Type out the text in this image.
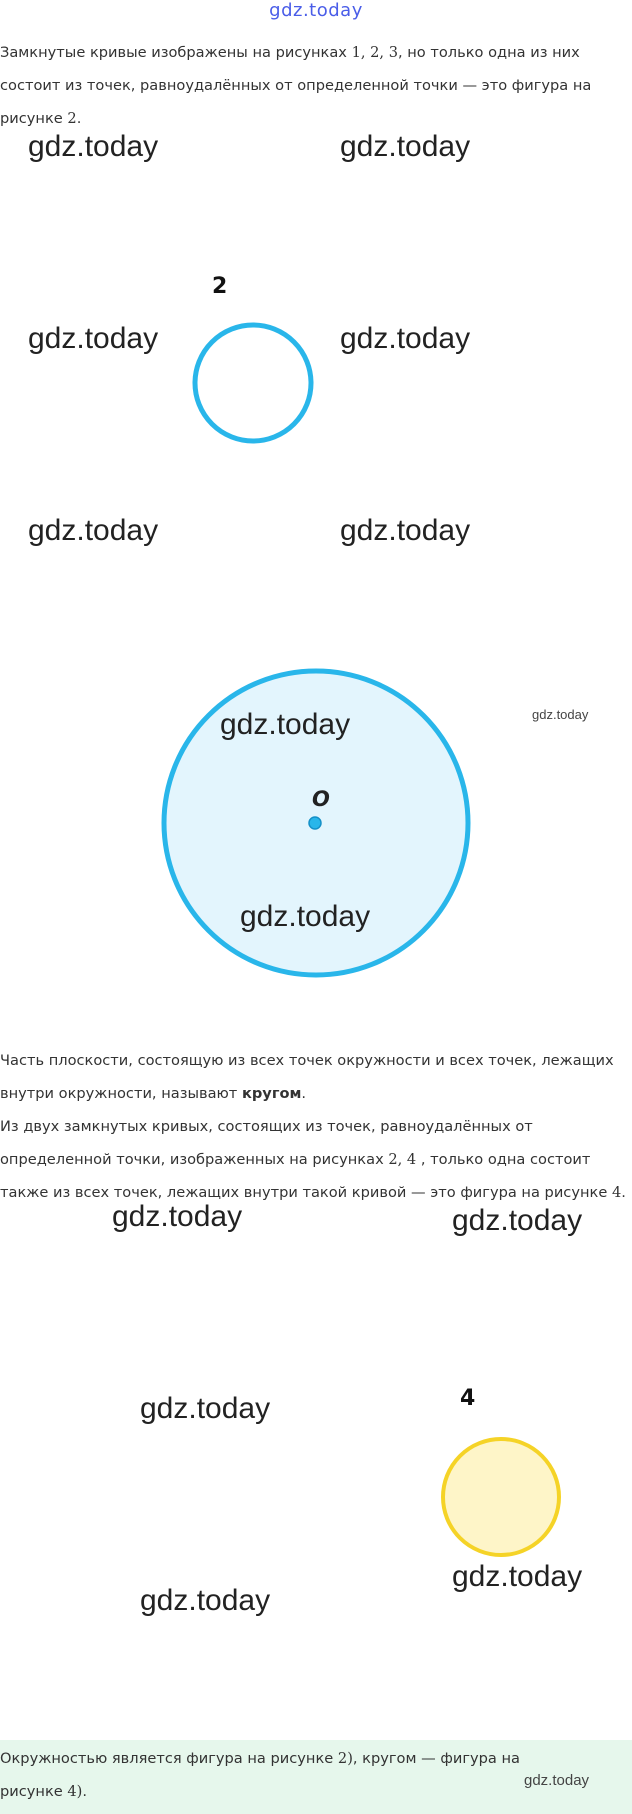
gdz.today
Замкнутые кривые изображены на рисунках 1, 2, 3, но только одна из них состоит из точек, равноудалённых от определенной точки — это фигура на рисунке 2.
gdz.today	gdz.today
2
gdz.today	gdz.today
gdz.today	gdz.today
O
gdz.today
gdz.today
gdz.today
Часть плоскости, состоящую из всех точек окружности и всех точек, лежащих внутри окружности, называют кругом.
Из двух замкнутых кривых, состоящих из точек, равноудалённых от определенной точки, изображенных на рисунках 2, 4 , только одна состоит также из всех точек, лежащих внутри такой кривой — это фигура на рисунке 4.
gdz.today	gdz.today
gdz.today	4
gdz.today
gdz.today
Окружностью является фигура на рисунке 2), кругом — фигура на рисунке 4).
gdz.today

**Do this**
Give every record again exactly, apart from the pictures, which stay out.

**The response**
Type out the text in this image.
gdz.today
Замкнутые кривые изображены на рисунках 1, 2, 3, но только одна из них состоит из точек, равноудалённых от определенной точки — это фигура на рисунке 2.
gdz.today	gdz.today
2
gdz.today	gdz.today
gdz.today	gdz.today
O
gdz.today
gdz.today
gdz.today
Часть плоскости, состоящую из всех точек окружности и всех точек, лежащих внутри окружности, называют кругом.
Из двух замкнутых кривых, состоящих из точек, равноудалённых от определенной точки, изображенных на рисунках 2, 4 , только одна состоит также из всех точек, лежащих внутри такой кривой — это фигура на рисунке 4.
gdz.today	gdz.today
gdz.today	4
gdz.today
gdz.today
Окружностью является фигура на рисунке 2), кругом — фигура на рисунке 4).
gdz.today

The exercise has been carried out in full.